> **Data rows**
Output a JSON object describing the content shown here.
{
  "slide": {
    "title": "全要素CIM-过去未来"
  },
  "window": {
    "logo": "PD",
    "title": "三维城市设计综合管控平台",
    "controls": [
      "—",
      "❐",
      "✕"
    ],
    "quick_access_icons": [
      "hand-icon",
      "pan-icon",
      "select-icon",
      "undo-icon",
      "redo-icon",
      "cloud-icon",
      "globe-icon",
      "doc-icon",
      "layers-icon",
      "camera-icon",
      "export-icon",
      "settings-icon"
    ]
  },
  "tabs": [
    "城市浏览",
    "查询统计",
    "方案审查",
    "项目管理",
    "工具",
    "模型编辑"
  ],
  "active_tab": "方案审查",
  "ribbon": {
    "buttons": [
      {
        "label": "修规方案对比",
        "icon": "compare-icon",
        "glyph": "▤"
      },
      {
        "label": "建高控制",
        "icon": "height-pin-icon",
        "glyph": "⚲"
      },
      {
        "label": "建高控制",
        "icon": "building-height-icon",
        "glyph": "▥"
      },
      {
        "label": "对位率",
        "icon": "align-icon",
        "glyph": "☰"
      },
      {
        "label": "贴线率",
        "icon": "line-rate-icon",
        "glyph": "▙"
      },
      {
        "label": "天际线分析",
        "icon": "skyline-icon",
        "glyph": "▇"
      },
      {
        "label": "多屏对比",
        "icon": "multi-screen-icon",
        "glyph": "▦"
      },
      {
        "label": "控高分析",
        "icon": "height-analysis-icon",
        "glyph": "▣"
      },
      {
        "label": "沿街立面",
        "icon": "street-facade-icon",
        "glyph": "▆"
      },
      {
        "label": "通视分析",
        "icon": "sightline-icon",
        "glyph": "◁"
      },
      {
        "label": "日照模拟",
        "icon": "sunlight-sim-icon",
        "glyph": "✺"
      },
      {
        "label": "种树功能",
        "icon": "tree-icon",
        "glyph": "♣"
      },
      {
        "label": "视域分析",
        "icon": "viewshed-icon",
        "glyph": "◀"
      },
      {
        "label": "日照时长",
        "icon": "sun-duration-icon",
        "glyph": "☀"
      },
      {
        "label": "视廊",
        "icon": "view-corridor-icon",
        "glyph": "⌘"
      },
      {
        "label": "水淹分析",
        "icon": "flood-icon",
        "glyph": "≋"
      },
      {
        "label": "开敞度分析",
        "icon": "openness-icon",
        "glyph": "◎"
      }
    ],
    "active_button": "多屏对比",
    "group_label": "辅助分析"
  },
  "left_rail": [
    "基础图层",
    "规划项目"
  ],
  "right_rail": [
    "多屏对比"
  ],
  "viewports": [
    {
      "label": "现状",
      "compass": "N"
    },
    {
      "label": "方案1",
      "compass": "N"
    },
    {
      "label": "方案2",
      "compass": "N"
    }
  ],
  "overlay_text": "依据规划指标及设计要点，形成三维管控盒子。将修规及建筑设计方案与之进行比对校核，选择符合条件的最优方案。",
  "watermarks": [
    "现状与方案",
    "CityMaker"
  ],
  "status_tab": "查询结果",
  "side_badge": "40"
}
---
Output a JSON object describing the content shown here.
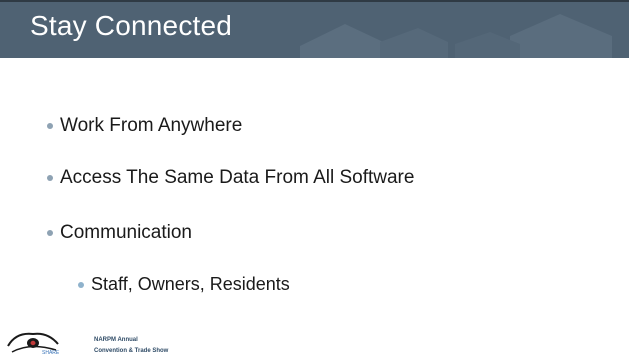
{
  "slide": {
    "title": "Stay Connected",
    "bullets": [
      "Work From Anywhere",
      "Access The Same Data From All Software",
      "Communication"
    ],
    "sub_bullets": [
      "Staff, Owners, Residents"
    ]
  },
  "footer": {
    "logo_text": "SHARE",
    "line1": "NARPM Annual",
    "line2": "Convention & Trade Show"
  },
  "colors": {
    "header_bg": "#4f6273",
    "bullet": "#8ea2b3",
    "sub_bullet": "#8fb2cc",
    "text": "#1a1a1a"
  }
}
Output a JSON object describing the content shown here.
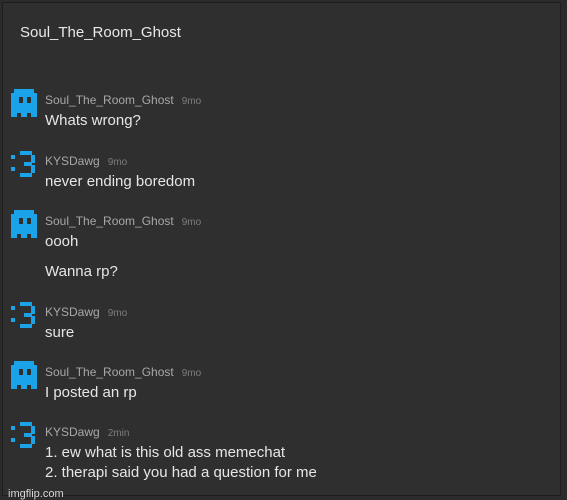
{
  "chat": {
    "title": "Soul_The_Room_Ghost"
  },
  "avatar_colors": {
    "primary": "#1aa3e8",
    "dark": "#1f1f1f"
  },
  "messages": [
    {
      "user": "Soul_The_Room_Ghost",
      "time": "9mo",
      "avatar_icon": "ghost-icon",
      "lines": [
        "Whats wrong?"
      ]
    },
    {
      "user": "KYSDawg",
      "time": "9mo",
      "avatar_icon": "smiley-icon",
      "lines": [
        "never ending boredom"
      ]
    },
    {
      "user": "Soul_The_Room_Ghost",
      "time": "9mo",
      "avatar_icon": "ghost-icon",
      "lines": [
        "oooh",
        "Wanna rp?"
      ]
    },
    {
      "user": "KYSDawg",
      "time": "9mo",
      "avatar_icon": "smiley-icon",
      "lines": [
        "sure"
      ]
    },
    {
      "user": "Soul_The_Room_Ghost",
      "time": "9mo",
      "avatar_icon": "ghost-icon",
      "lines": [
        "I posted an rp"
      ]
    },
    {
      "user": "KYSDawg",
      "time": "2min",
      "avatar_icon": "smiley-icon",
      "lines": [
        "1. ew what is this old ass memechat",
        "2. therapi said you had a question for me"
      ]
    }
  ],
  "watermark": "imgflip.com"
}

> **What is being asked**
For each line in the data above that contains the string "From", extract the line.

> **Output of the task**
      "Work From Anywhere",
      "Access The Same Data From All Software",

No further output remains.